## [Task brief]
Each line in the entries below that holds the string "Shift" is to be listed.
-*-
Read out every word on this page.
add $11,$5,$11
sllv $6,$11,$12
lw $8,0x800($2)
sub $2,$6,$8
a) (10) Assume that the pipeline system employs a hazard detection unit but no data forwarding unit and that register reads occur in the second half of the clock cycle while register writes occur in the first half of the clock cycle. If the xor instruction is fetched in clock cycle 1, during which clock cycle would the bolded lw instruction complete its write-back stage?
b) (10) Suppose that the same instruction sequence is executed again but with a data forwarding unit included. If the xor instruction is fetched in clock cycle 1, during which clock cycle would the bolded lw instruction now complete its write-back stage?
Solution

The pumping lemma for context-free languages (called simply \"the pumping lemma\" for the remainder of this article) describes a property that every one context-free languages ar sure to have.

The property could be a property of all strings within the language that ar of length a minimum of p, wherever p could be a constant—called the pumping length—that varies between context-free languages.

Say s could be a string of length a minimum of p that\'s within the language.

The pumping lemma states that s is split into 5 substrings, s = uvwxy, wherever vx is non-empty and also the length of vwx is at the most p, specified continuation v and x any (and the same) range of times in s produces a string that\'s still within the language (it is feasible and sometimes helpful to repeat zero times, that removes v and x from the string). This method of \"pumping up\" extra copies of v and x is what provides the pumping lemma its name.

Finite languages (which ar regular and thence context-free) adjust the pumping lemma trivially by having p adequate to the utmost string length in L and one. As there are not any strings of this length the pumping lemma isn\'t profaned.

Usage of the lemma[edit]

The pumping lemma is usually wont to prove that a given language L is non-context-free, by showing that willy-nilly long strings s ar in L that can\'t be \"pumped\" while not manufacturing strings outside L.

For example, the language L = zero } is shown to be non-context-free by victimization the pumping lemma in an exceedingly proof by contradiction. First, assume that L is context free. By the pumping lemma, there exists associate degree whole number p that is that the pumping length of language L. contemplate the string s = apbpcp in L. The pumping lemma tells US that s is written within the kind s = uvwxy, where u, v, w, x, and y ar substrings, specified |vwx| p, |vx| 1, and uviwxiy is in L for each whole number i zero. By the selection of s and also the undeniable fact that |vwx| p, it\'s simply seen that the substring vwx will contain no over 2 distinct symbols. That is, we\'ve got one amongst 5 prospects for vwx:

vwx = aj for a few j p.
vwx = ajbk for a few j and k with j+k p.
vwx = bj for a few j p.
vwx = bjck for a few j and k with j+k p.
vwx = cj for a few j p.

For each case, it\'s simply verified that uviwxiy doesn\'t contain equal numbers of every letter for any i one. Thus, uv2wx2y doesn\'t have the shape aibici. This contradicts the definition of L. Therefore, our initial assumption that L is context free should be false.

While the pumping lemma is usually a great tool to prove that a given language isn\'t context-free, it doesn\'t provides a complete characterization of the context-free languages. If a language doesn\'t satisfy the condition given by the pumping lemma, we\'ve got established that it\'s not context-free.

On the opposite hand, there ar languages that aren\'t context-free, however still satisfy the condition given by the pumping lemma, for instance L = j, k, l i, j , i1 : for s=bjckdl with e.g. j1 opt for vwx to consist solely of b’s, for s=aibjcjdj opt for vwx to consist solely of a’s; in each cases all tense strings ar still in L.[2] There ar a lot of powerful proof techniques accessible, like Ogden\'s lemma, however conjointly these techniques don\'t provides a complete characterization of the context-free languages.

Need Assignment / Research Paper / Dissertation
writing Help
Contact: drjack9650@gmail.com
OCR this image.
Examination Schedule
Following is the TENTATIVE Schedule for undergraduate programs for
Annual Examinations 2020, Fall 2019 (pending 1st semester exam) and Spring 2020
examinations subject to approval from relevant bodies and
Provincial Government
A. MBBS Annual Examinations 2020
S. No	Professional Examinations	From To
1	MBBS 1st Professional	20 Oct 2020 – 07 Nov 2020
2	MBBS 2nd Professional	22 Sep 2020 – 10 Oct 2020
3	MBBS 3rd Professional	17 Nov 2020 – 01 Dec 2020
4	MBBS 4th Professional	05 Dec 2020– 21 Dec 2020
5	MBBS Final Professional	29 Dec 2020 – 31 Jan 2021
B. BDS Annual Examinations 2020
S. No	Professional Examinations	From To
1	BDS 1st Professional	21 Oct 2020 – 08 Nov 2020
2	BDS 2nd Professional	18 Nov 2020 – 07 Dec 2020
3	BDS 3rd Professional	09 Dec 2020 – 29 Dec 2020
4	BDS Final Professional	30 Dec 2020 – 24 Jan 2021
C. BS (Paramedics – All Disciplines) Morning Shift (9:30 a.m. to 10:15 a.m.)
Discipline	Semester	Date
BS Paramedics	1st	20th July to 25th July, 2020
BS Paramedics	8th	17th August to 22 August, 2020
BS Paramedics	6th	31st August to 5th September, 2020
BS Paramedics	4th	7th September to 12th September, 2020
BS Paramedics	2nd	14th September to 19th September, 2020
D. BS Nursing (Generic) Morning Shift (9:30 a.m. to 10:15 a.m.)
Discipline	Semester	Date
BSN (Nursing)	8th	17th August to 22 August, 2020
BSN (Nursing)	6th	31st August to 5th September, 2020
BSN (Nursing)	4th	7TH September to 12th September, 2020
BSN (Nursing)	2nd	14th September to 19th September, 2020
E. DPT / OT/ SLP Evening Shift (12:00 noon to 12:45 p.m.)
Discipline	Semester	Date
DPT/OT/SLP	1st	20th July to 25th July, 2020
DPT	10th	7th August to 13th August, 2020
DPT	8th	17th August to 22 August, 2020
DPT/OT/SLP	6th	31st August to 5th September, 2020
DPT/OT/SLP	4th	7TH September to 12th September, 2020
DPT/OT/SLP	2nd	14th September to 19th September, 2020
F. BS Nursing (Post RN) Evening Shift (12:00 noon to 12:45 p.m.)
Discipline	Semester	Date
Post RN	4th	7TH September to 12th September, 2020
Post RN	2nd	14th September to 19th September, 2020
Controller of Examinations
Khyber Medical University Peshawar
-*-
## [Task answer]
C. BS (Paramedics – All Disciplines) Morning Shift (9:30 a.m. to 10:15 a.m.)
D. BS Nursing (Generic) Morning Shift (9:30 a.m. to 10:15 a.m.)
E. DPT / OT/ SLP Evening Shift (12:00 noon to 12:45 p.m.)
F. BS Nursing (Post RN) Evening Shift (12:00 noon to 12:45 p.m.)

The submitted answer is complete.